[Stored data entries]

────

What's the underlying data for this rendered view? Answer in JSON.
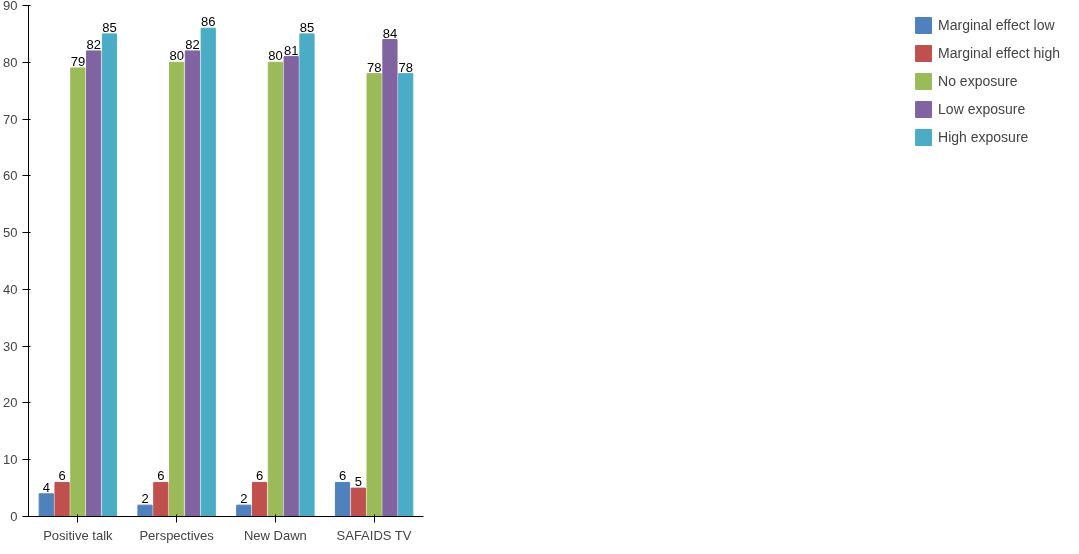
{
  "chart_data": {
    "type": "bar",
    "categories": [
      "Positive talk",
      "Perspectives",
      "New Dawn",
      "SAFAIDS TV"
    ],
    "series": [
      {
        "name": "Marginal effect low",
        "color": "#4f81bd",
        "values": [
          4,
          2,
          2,
          6
        ]
      },
      {
        "name": "Marginal effect high",
        "color": "#c0504d",
        "values": [
          6,
          6,
          6,
          5
        ]
      },
      {
        "name": "No exposure",
        "color": "#9bbb59",
        "values": [
          79,
          80,
          80,
          78
        ]
      },
      {
        "name": "Low exposure",
        "color": "#8064a2",
        "values": [
          82,
          82,
          81,
          84
        ]
      },
      {
        "name": "High exposure",
        "color": "#4bacc6",
        "values": [
          85,
          86,
          85,
          78
        ]
      }
    ],
    "ylim": [
      0,
      90
    ],
    "yticks": [
      0,
      10,
      20,
      30,
      40,
      50,
      60,
      70,
      80,
      90
    ],
    "data_labels": true,
    "legend": "right",
    "grid": false
  }
}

────

TO DO — Take every line from the records above that has the word "name" and copy it.

RESULT OF THIS TASK —
        "name": "Marginal effect low",
        "name": "Marginal effect high",
        "name": "No exposure",
        "name": "Low exposure",
        "name": "High exposure",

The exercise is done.